Records:

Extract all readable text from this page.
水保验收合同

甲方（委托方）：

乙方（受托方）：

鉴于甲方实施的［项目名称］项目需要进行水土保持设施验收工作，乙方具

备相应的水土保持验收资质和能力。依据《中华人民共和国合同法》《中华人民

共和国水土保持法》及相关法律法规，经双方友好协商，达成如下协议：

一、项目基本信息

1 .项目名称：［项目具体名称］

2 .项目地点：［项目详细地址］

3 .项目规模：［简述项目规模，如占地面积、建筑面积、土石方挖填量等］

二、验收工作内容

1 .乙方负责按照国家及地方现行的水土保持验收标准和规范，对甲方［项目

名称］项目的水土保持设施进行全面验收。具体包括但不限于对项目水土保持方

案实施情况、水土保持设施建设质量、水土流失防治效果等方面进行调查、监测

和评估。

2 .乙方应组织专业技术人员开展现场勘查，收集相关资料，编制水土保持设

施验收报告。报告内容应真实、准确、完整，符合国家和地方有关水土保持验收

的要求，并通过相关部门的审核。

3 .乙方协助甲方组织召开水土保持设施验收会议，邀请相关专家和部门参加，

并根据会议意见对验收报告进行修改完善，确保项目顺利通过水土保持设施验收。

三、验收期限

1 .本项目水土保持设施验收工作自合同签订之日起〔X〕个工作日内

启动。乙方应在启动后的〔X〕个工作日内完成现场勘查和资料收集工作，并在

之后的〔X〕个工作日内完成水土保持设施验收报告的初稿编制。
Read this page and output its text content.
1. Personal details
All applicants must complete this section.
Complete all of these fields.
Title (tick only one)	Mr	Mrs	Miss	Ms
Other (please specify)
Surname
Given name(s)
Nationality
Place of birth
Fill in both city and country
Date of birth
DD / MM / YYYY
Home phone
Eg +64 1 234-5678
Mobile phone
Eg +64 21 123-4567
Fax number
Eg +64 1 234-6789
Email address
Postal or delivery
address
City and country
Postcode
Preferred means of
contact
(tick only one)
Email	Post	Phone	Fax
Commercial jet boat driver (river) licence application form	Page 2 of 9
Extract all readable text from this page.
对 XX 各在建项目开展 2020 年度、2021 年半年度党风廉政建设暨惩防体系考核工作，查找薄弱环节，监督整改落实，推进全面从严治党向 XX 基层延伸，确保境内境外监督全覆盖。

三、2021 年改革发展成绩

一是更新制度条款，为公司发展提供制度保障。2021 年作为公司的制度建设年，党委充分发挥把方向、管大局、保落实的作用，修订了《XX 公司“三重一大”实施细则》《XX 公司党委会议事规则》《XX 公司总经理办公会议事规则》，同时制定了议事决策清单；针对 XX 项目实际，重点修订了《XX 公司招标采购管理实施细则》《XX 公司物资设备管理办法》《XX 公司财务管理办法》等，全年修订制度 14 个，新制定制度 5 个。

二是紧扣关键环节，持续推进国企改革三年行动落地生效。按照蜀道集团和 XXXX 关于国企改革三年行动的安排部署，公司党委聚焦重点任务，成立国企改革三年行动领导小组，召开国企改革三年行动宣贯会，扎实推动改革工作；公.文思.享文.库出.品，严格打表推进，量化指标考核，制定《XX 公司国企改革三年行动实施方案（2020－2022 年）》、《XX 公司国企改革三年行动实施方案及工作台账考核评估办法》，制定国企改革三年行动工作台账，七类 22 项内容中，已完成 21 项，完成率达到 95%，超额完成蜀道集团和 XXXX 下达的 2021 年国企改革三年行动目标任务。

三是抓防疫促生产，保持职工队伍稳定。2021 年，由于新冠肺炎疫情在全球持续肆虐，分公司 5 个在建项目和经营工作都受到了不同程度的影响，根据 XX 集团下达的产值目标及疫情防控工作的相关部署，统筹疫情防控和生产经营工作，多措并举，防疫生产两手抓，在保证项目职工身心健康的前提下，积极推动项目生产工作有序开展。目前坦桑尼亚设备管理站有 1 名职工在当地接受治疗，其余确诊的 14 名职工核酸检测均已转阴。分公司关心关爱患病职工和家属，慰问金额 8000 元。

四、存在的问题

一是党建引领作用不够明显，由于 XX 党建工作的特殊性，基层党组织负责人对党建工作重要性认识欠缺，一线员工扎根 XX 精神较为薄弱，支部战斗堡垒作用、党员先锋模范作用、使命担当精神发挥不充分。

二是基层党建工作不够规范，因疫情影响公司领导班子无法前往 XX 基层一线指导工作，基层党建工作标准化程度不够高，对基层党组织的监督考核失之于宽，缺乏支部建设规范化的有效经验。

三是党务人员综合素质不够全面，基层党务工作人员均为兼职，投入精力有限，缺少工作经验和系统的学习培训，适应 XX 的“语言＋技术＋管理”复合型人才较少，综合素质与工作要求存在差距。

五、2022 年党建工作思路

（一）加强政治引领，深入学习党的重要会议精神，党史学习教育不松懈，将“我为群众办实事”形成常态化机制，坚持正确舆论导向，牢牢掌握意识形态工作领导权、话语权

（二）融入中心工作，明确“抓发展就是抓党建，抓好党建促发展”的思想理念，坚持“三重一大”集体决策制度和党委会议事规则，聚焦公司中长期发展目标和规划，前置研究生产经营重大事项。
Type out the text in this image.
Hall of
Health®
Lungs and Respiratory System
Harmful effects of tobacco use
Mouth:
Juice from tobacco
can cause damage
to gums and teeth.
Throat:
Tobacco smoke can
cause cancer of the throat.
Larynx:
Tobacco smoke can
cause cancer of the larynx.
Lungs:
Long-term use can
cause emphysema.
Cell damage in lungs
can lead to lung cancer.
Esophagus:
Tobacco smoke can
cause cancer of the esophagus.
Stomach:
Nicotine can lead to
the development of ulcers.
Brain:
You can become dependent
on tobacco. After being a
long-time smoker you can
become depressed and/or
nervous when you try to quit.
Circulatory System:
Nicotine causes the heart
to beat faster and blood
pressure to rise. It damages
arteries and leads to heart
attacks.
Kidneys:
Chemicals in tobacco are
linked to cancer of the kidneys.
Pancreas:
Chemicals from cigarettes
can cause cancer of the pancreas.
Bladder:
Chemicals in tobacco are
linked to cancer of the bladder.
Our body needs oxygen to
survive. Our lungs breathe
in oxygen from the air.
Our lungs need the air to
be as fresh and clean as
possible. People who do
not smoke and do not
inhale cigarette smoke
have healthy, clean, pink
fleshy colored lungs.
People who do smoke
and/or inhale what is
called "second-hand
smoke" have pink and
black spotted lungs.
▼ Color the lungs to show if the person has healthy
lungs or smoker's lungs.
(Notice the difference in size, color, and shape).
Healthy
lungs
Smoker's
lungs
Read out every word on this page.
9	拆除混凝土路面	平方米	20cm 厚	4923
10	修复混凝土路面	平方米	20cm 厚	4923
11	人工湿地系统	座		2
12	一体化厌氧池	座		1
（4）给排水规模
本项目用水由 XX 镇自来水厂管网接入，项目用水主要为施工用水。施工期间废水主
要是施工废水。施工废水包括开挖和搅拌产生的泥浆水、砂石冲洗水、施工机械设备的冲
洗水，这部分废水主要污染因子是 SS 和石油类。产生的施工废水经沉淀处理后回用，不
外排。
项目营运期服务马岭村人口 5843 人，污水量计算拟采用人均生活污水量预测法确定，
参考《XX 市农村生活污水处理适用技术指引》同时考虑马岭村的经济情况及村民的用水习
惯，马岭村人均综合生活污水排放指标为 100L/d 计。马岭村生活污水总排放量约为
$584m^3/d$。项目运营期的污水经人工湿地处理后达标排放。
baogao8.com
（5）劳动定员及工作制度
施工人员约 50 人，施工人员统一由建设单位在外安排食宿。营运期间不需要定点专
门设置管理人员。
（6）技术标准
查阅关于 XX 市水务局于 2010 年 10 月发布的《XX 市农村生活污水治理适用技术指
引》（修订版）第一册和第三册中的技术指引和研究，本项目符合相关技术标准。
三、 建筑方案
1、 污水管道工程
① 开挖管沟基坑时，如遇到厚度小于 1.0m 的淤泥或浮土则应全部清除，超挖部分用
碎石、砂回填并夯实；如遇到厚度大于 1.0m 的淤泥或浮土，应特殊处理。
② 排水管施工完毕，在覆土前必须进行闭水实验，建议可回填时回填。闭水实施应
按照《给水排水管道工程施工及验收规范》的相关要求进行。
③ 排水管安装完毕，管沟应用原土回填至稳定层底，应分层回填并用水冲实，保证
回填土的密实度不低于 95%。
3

Your task:
From the line containing "Read out every word on this page." through the closing line of the material above, return every line exactly and omit all others.

Exercise response:
Read out every word on this page.
9	拆除混凝土路面	平方米	20cm 厚	4923
10	修复混凝土路面	平方米	20cm 厚	4923
11	人工湿地系统	座		2
12	一体化厌氧池	座		1
（4）给排水规模
本项目用水由 XX 镇自来水厂管网接入，项目用水主要为施工用水。施工期间废水主
要是施工废水。施工废水包括开挖和搅拌产生的泥浆水、砂石冲洗水、施工机械设备的冲
洗水，这部分废水主要污染因子是 SS 和石油类。产生的施工废水经沉淀处理后回用，不
外排。
项目营运期服务马岭村人口 5843 人，污水量计算拟采用人均生活污水量预测法确定，
参考《XX 市农村生活污水处理适用技术指引》同时考虑马岭村的经济情况及村民的用水习
惯，马岭村人均综合生活污水排放指标为 100L/d 计。马岭村生活污水总排放量约为
$584m^3/d$。项目运营期的污水经人工湿地处理后达标排放。
baogao8.com
（5）劳动定员及工作制度
施工人员约 50 人，施工人员统一由建设单位在外安排食宿。营运期间不需要定点专
门设置管理人员。
（6）技术标准
查阅关于 XX 市水务局于 2010 年 10 月发布的《XX 市农村生活污水治理适用技术指
引》（修订版）第一册和第三册中的技术指引和研究，本项目符合相关技术标准。
三、 建筑方案
1、 污水管道工程
① 开挖管沟基坑时，如遇到厚度小于 1.0m 的淤泥或浮土则应全部清除，超挖部分用
碎石、砂回填并夯实；如遇到厚度大于 1.0m 的淤泥或浮土，应特殊处理。
② 排水管施工完毕，在覆土前必须进行闭水实验，建议可回填时回填。闭水实施应
按照《给水排水管道工程施工及验收规范》的相关要求进行。
③ 排水管安装完毕，管沟应用原土回填至稳定层底，应分层回填并用水冲实，保证
回填土的密实度不低于 95%。
3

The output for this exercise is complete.